## start SUPPLIED INFORMATION

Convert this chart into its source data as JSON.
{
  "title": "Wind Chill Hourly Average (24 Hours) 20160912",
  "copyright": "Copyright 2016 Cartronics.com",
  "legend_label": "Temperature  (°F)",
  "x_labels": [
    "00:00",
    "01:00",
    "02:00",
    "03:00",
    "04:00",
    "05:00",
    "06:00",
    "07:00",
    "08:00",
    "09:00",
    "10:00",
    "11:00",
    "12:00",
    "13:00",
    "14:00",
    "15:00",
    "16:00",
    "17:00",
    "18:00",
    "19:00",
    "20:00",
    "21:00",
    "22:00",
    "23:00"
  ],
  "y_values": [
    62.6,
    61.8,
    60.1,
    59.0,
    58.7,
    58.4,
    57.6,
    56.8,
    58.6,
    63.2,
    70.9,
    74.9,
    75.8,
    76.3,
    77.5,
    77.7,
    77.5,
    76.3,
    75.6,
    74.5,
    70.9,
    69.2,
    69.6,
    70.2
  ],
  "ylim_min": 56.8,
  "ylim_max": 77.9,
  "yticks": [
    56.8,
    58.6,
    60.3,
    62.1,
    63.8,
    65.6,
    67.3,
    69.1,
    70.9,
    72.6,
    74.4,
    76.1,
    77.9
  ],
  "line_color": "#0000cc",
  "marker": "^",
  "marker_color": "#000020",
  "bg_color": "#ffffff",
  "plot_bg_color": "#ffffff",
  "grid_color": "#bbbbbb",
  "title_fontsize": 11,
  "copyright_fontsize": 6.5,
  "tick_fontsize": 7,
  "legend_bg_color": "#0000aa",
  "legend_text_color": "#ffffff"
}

## end SUPPLIED INFORMATION

**WORK TO BE COMPLETED**
Here, the records must be output exactly and in full.

**FINISHED TASK**
Convert this chart into its source data as JSON.
{
  "title": "Wind Chill Hourly Average (24 Hours) 20160912",
  "copyright": "Copyright 2016 Cartronics.com",
  "legend_label": "Temperature  (°F)",
  "x_labels": [
    "00:00",
    "01:00",
    "02:00",
    "03:00",
    "04:00",
    "05:00",
    "06:00",
    "07:00",
    "08:00",
    "09:00",
    "10:00",
    "11:00",
    "12:00",
    "13:00",
    "14:00",
    "15:00",
    "16:00",
    "17:00",
    "18:00",
    "19:00",
    "20:00",
    "21:00",
    "22:00",
    "23:00"
  ],
  "y_values": [
    62.6,
    61.8,
    60.1,
    59.0,
    58.7,
    58.4,
    57.6,
    56.8,
    58.6,
    63.2,
    70.9,
    74.9,
    75.8,
    76.3,
    77.5,
    77.7,
    77.5,
    76.3,
    75.6,
    74.5,
    70.9,
    69.2,
    69.6,
    70.2
  ],
  "ylim_min": 56.8,
  "ylim_max": 77.9,
  "yticks": [
    56.8,
    58.6,
    60.3,
    62.1,
    63.8,
    65.6,
    67.3,
    69.1,
    70.9,
    72.6,
    74.4,
    76.1,
    77.9
  ],
  "line_color": "#0000cc",
  "marker": "^",
  "marker_color": "#000020",
  "bg_color": "#ffffff",
  "plot_bg_color": "#ffffff",
  "grid_color": "#bbbbbb",
  "title_fontsize": 11,
  "copyright_fontsize": 6.5,
  "tick_fontsize": 7,
  "legend_bg_color": "#0000aa",
  "legend_text_color": "#ffffff"
}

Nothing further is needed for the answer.